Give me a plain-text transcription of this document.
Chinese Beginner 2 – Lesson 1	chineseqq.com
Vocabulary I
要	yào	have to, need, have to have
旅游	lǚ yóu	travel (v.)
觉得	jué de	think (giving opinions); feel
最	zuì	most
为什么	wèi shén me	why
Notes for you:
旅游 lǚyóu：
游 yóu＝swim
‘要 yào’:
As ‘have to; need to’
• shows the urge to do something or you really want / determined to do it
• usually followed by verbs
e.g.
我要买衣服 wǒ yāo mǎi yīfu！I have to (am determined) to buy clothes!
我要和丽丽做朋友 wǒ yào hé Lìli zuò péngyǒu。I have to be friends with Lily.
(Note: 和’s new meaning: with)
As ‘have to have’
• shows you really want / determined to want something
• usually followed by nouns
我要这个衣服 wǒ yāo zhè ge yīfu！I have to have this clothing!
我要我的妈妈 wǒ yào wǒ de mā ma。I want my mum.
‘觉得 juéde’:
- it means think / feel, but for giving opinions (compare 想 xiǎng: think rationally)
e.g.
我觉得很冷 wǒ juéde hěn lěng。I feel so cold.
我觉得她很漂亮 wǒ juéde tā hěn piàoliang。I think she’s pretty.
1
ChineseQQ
* * *
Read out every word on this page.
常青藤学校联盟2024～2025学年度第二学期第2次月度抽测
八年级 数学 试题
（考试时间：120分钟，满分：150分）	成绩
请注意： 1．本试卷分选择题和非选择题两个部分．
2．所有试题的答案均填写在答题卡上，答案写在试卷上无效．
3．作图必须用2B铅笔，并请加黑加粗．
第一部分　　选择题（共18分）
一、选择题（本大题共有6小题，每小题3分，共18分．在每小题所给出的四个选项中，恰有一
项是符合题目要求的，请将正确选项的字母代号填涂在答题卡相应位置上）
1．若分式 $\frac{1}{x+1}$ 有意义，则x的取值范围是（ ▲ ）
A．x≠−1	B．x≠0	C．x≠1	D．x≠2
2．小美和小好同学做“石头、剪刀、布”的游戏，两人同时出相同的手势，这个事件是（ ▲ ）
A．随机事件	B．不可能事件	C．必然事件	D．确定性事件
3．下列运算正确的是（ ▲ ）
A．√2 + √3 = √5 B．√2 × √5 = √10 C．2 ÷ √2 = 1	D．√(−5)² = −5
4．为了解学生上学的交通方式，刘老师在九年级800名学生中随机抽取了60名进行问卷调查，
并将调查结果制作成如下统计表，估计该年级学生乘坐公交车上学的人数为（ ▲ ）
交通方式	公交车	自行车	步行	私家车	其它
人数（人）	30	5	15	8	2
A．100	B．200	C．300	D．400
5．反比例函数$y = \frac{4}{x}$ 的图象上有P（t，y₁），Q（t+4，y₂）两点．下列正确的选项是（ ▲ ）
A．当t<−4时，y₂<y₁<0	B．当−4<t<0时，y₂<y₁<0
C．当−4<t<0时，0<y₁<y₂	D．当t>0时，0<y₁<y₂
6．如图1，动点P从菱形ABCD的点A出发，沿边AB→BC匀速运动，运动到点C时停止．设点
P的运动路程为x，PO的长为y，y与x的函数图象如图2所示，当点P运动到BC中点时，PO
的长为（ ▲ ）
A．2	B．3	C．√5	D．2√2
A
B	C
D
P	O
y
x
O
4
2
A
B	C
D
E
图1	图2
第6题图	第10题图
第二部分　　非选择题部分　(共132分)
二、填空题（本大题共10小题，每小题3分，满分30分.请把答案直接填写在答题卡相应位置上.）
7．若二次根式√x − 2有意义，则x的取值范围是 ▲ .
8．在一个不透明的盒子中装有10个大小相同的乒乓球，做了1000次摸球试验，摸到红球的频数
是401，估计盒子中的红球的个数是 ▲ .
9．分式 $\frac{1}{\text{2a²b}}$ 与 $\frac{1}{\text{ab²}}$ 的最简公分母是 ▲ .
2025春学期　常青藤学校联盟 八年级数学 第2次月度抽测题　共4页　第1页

• _DO THIS_
Say, as a bare number, how many lines in the entries above include the string "think".

• _EXPECTED ANSWER_
3